**RECORDS SUPPLIED**:
□ □ □ □ □ □ □
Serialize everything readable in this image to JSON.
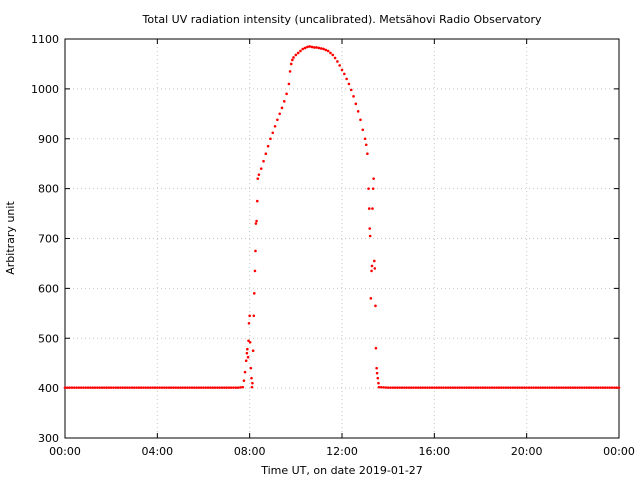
{
  "chart_data": {
    "type": "scatter",
    "title": "Total UV radiation intensity (uncalibrated). Metsähovi Radio Observatory",
    "xlabel": "Time UT, on date 2019-01-27",
    "ylabel": "Arbitrary unit",
    "xlim": [
      0,
      24
    ],
    "ylim": [
      300,
      1100
    ],
    "grid": true,
    "x_ticks": [
      {
        "value": 0,
        "label": "00:00"
      },
      {
        "value": 4,
        "label": "04:00"
      },
      {
        "value": 8,
        "label": "08:00"
      },
      {
        "value": 12,
        "label": "12:00"
      },
      {
        "value": 16,
        "label": "16:00"
      },
      {
        "value": 20,
        "label": "20:00"
      },
      {
        "value": 24,
        "label": "00:00"
      }
    ],
    "y_ticks": [
      {
        "value": 300,
        "label": "300"
      },
      {
        "value": 400,
        "label": "400"
      },
      {
        "value": 500,
        "label": "500"
      },
      {
        "value": 600,
        "label": "600"
      },
      {
        "value": 700,
        "label": "700"
      },
      {
        "value": 800,
        "label": "800"
      },
      {
        "value": 900,
        "label": "900"
      },
      {
        "value": 1000,
        "label": "1000"
      },
      {
        "value": 1100,
        "label": "1100"
      }
    ],
    "marker_color": "#ff0000",
    "series": [
      {
        "points": [
          [
            0.0,
            401
          ],
          [
            0.5,
            401
          ],
          [
            1.0,
            401
          ],
          [
            1.5,
            401
          ],
          [
            2.0,
            401
          ],
          [
            2.5,
            401
          ],
          [
            3.0,
            401
          ],
          [
            3.5,
            401
          ],
          [
            4.0,
            401
          ],
          [
            4.5,
            401
          ],
          [
            5.0,
            401
          ],
          [
            5.5,
            401
          ],
          [
            6.0,
            401
          ],
          [
            6.5,
            401
          ],
          [
            7.0,
            401
          ],
          [
            7.5,
            401
          ],
          [
            7.7,
            402
          ],
          [
            7.75,
            415
          ],
          [
            7.8,
            432
          ],
          [
            7.85,
            455
          ],
          [
            7.88,
            470
          ],
          [
            7.9,
            478
          ],
          [
            7.93,
            462
          ],
          [
            7.95,
            495
          ],
          [
            7.97,
            530
          ],
          [
            8.0,
            545
          ],
          [
            8.02,
            492
          ],
          [
            8.05,
            440
          ],
          [
            8.08,
            420
          ],
          [
            8.1,
            402
          ],
          [
            8.12,
            410
          ],
          [
            8.15,
            475
          ],
          [
            8.18,
            545
          ],
          [
            8.2,
            590
          ],
          [
            8.23,
            635
          ],
          [
            8.25,
            675
          ],
          [
            8.27,
            730
          ],
          [
            8.3,
            735
          ],
          [
            8.33,
            775
          ],
          [
            8.35,
            820
          ],
          [
            8.4,
            828
          ],
          [
            8.5,
            840
          ],
          [
            8.6,
            855
          ],
          [
            8.7,
            870
          ],
          [
            8.8,
            885
          ],
          [
            8.9,
            900
          ],
          [
            9.0,
            912
          ],
          [
            9.1,
            925
          ],
          [
            9.2,
            938
          ],
          [
            9.3,
            950
          ],
          [
            9.4,
            962
          ],
          [
            9.5,
            975
          ],
          [
            9.6,
            990
          ],
          [
            9.7,
            1010
          ],
          [
            9.75,
            1035
          ],
          [
            9.8,
            1050
          ],
          [
            9.85,
            1058
          ],
          [
            9.9,
            1063
          ],
          [
            10.0,
            1068
          ],
          [
            10.1,
            1072
          ],
          [
            10.2,
            1076
          ],
          [
            10.3,
            1080
          ],
          [
            10.4,
            1082
          ],
          [
            10.5,
            1084
          ],
          [
            10.6,
            1085
          ],
          [
            10.7,
            1084
          ],
          [
            10.8,
            1083
          ],
          [
            10.9,
            1083
          ],
          [
            11.0,
            1082
          ],
          [
            11.1,
            1081
          ],
          [
            11.2,
            1080
          ],
          [
            11.3,
            1078
          ],
          [
            11.4,
            1076
          ],
          [
            11.5,
            1072
          ],
          [
            11.6,
            1068
          ],
          [
            11.7,
            1062
          ],
          [
            11.8,
            1055
          ],
          [
            11.9,
            1047
          ],
          [
            12.0,
            1038
          ],
          [
            12.1,
            1030
          ],
          [
            12.2,
            1020
          ],
          [
            12.3,
            1010
          ],
          [
            12.4,
            998
          ],
          [
            12.5,
            985
          ],
          [
            12.6,
            970
          ],
          [
            12.7,
            955
          ],
          [
            12.8,
            938
          ],
          [
            12.9,
            918
          ],
          [
            13.0,
            900
          ],
          [
            13.05,
            888
          ],
          [
            13.1,
            870
          ],
          [
            13.15,
            800
          ],
          [
            13.18,
            760
          ],
          [
            13.2,
            720
          ],
          [
            13.22,
            705
          ],
          [
            13.25,
            580
          ],
          [
            13.28,
            635
          ],
          [
            13.3,
            645
          ],
          [
            13.32,
            760
          ],
          [
            13.35,
            800
          ],
          [
            13.37,
            820
          ],
          [
            13.4,
            655
          ],
          [
            13.42,
            640
          ],
          [
            13.45,
            565
          ],
          [
            13.47,
            480
          ],
          [
            13.5,
            440
          ],
          [
            13.52,
            430
          ],
          [
            13.55,
            420
          ],
          [
            13.58,
            410
          ],
          [
            13.6,
            402
          ],
          [
            14.0,
            401
          ],
          [
            14.5,
            401
          ],
          [
            15.0,
            401
          ],
          [
            15.5,
            401
          ],
          [
            16.0,
            401
          ],
          [
            16.5,
            401
          ],
          [
            17.0,
            401
          ],
          [
            17.5,
            401
          ],
          [
            18.0,
            401
          ],
          [
            18.5,
            401
          ],
          [
            19.0,
            401
          ],
          [
            19.5,
            401
          ],
          [
            20.0,
            401
          ],
          [
            20.5,
            401
          ],
          [
            21.0,
            401
          ],
          [
            21.5,
            401
          ],
          [
            22.0,
            401
          ],
          [
            22.5,
            401
          ],
          [
            23.0,
            401
          ],
          [
            23.5,
            401
          ],
          [
            24.0,
            401
          ]
        ]
      }
    ]
  }
}
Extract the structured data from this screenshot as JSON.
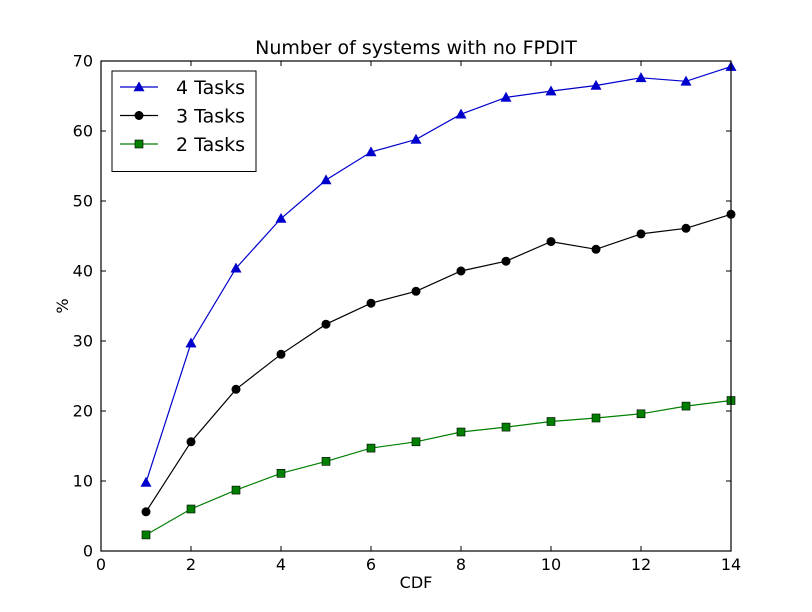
□ □ □ □ □ □ □
**SHORT PROBLEM**: Repeat each entry exactly as given; no pictures belong in the copy.

**THE OUTPUT**:
Serialize everything readable in this image to JSON.
{
  "chart_data": {
    "type": "scatter",
    "title": "Total UV radiation intensity (uncalibrated). Metsähovi Radio Observatory",
    "xlabel": "Time UT, on date 2019-01-27",
    "ylabel": "Arbitrary unit",
    "xlim": [
      0,
      24
    ],
    "ylim": [
      300,
      1100
    ],
    "grid": true,
    "x_ticks": [
      {
        "value": 0,
        "label": "00:00"
      },
      {
        "value": 4,
        "label": "04:00"
      },
      {
        "value": 8,
        "label": "08:00"
      },
      {
        "value": 12,
        "label": "12:00"
      },
      {
        "value": 16,
        "label": "16:00"
      },
      {
        "value": 20,
        "label": "20:00"
      },
      {
        "value": 24,
        "label": "00:00"
      }
    ],
    "y_ticks": [
      {
        "value": 300,
        "label": "300"
      },
      {
        "value": 400,
        "label": "400"
      },
      {
        "value": 500,
        "label": "500"
      },
      {
        "value": 600,
        "label": "600"
      },
      {
        "value": 700,
        "label": "700"
      },
      {
        "value": 800,
        "label": "800"
      },
      {
        "value": 900,
        "label": "900"
      },
      {
        "value": 1000,
        "label": "1000"
      },
      {
        "value": 1100,
        "label": "1100"
      }
    ],
    "marker_color": "#ff0000",
    "series": [
      {
        "points": [
          [
            0.0,
            401
          ],
          [
            0.5,
            401
          ],
          [
            1.0,
            401
          ],
          [
            1.5,
            401
          ],
          [
            2.0,
            401
          ],
          [
            2.5,
            401
          ],
          [
            3.0,
            401
          ],
          [
            3.5,
            401
          ],
          [
            4.0,
            401
          ],
          [
            4.5,
            401
          ],
          [
            5.0,
            401
          ],
          [
            5.5,
            401
          ],
          [
            6.0,
            401
          ],
          [
            6.5,
            401
          ],
          [
            7.0,
            401
          ],
          [
            7.5,
            401
          ],
          [
            7.7,
            402
          ],
          [
            7.75,
            415
          ],
          [
            7.8,
            432
          ],
          [
            7.85,
            455
          ],
          [
            7.88,
            470
          ],
          [
            7.9,
            478
          ],
          [
            7.93,
            462
          ],
          [
            7.95,
            495
          ],
          [
            7.97,
            530
          ],
          [
            8.0,
            545
          ],
          [
            8.02,
            492
          ],
          [
            8.05,
            440
          ],
          [
            8.08,
            420
          ],
          [
            8.1,
            402
          ],
          [
            8.12,
            410
          ],
          [
            8.15,
            475
          ],
          [
            8.18,
            545
          ],
          [
            8.2,
            590
          ],
          [
            8.23,
            635
          ],
          [
            8.25,
            675
          ],
          [
            8.27,
            730
          ],
          [
            8.3,
            735
          ],
          [
            8.33,
            775
          ],
          [
            8.35,
            820
          ],
          [
            8.4,
            828
          ],
          [
            8.5,
            840
          ],
          [
            8.6,
            855
          ],
          [
            8.7,
            870
          ],
          [
            8.8,
            885
          ],
          [
            8.9,
            900
          ],
          [
            9.0,
            912
          ],
          [
            9.1,
            925
          ],
          [
            9.2,
            938
          ],
          [
            9.3,
            950
          ],
          [
            9.4,
            962
          ],
          [
            9.5,
            975
          ],
          [
            9.6,
            990
          ],
          [
            9.7,
            1010
          ],
          [
            9.75,
            1035
          ],
          [
            9.8,
            1050
          ],
          [
            9.85,
            1058
          ],
          [
            9.9,
            1063
          ],
          [
            10.0,
            1068
          ],
          [
            10.1,
            1072
          ],
          [
            10.2,
            1076
          ],
          [
            10.3,
            1080
          ],
          [
            10.4,
            1082
          ],
          [
            10.5,
            1084
          ],
          [
            10.6,
            1085
          ],
          [
            10.7,
            1084
          ],
          [
            10.8,
            1083
          ],
          [
            10.9,
            1083
          ],
          [
            11.0,
            1082
          ],
          [
            11.1,
            1081
          ],
          [
            11.2,
            1080
          ],
          [
            11.3,
            1078
          ],
          [
            11.4,
            1076
          ],
          [
            11.5,
            1072
          ],
          [
            11.6,
            1068
          ],
          [
            11.7,
            1062
          ],
          [
            11.8,
            1055
          ],
          [
            11.9,
            1047
          ],
          [
            12.0,
            1038
          ],
          [
            12.1,
            1030
          ],
          [
            12.2,
            1020
          ],
          [
            12.3,
            1010
          ],
          [
            12.4,
            998
          ],
          [
            12.5,
            985
          ],
          [
            12.6,
            970
          ],
          [
            12.7,
            955
          ],
          [
            12.8,
            938
          ],
          [
            12.9,
            918
          ],
          [
            13.0,
            900
          ],
          [
            13.05,
            888
          ],
          [
            13.1,
            870
          ],
          [
            13.15,
            800
          ],
          [
            13.18,
            760
          ],
          [
            13.2,
            720
          ],
          [
            13.22,
            705
          ],
          [
            13.25,
            580
          ],
          [
            13.28,
            635
          ],
          [
            13.3,
            645
          ],
          [
            13.32,
            760
          ],
          [
            13.35,
            800
          ],
          [
            13.37,
            820
          ],
          [
            13.4,
            655
          ],
          [
            13.42,
            640
          ],
          [
            13.45,
            565
          ],
          [
            13.47,
            480
          ],
          [
            13.5,
            440
          ],
          [
            13.52,
            430
          ],
          [
            13.55,
            420
          ],
          [
            13.58,
            410
          ],
          [
            13.6,
            402
          ],
          [
            14.0,
            401
          ],
          [
            14.5,
            401
          ],
          [
            15.0,
            401
          ],
          [
            15.5,
            401
          ],
          [
            16.0,
            401
          ],
          [
            16.5,
            401
          ],
          [
            17.0,
            401
          ],
          [
            17.5,
            401
          ],
          [
            18.0,
            401
          ],
          [
            18.5,
            401
          ],
          [
            19.0,
            401
          ],
          [
            19.5,
            401
          ],
          [
            20.0,
            401
          ],
          [
            20.5,
            401
          ],
          [
            21.0,
            401
          ],
          [
            21.5,
            401
          ],
          [
            22.0,
            401
          ],
          [
            22.5,
            401
          ],
          [
            23.0,
            401
          ],
          [
            23.5,
            401
          ],
          [
            24.0,
            401
          ]
        ]
      }
    ]
  }
}
Extract the structured data from this screenshot as JSON.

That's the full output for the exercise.